» Directions: List each line of the data that holds the word "noise".

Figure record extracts
◇ ◇ ◇

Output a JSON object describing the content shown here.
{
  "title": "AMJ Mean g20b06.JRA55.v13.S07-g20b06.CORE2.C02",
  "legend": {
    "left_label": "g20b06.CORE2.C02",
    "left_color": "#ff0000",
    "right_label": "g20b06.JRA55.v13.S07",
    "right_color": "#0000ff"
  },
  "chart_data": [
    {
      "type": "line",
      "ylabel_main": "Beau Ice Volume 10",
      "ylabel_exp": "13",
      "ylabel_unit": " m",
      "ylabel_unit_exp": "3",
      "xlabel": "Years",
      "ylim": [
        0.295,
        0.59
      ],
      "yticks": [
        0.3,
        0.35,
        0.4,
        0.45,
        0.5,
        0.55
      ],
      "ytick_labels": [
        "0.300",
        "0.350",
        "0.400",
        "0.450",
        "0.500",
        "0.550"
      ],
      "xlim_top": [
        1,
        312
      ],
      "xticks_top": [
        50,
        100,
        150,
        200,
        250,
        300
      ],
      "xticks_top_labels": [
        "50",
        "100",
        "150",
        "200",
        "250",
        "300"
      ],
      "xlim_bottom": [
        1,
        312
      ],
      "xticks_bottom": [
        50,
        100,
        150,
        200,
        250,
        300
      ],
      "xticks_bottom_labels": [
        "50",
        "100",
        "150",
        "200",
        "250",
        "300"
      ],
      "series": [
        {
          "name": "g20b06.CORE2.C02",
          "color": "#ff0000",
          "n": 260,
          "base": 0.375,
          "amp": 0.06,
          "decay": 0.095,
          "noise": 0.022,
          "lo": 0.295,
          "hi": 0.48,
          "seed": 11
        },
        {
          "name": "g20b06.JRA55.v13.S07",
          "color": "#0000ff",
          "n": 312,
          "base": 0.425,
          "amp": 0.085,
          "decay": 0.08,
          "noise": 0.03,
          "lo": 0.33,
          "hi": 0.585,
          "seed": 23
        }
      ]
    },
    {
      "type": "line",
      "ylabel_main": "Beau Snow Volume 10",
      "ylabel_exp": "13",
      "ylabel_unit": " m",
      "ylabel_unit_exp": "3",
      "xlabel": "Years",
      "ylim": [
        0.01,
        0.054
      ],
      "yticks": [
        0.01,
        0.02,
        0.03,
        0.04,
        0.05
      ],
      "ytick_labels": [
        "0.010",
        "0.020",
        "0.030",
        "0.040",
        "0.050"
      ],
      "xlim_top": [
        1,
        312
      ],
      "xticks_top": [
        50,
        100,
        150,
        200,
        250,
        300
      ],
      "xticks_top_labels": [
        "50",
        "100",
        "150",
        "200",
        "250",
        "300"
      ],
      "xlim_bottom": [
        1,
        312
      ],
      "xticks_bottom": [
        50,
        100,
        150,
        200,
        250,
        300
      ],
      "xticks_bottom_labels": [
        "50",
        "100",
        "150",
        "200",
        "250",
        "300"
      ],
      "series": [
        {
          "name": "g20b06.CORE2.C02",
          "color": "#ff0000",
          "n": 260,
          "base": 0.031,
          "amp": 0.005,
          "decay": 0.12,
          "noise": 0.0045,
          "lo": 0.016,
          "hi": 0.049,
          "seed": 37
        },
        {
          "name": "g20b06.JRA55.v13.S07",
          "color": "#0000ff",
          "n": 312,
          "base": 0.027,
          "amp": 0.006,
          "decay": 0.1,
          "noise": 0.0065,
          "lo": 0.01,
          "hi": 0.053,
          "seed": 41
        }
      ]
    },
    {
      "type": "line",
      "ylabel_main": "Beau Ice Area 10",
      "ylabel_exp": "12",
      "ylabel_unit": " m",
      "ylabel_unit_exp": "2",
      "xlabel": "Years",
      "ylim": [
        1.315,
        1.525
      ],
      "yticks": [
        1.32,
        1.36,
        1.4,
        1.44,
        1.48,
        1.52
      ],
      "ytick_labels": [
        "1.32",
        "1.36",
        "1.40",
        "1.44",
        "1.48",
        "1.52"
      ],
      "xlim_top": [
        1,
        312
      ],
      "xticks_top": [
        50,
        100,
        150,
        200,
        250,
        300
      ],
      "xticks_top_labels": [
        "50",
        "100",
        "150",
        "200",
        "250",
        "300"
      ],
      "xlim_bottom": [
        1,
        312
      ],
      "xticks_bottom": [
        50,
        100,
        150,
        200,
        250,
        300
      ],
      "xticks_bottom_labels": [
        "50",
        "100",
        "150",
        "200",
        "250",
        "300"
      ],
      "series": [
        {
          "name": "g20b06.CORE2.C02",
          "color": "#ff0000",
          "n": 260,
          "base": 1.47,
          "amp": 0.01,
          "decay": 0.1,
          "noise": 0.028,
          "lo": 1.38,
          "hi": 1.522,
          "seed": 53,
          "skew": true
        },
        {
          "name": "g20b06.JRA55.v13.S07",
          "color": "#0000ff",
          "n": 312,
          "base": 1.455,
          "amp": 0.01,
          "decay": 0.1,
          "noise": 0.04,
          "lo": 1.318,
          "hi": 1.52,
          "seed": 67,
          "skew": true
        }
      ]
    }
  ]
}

◇ ◇ ◇

» Final result:
          "noise": 0.022,
          "noise": 0.03,
          "noise": 0.0045,
          "noise": 0.0065,
          "noise": 0.028,
          "noise": 0.04,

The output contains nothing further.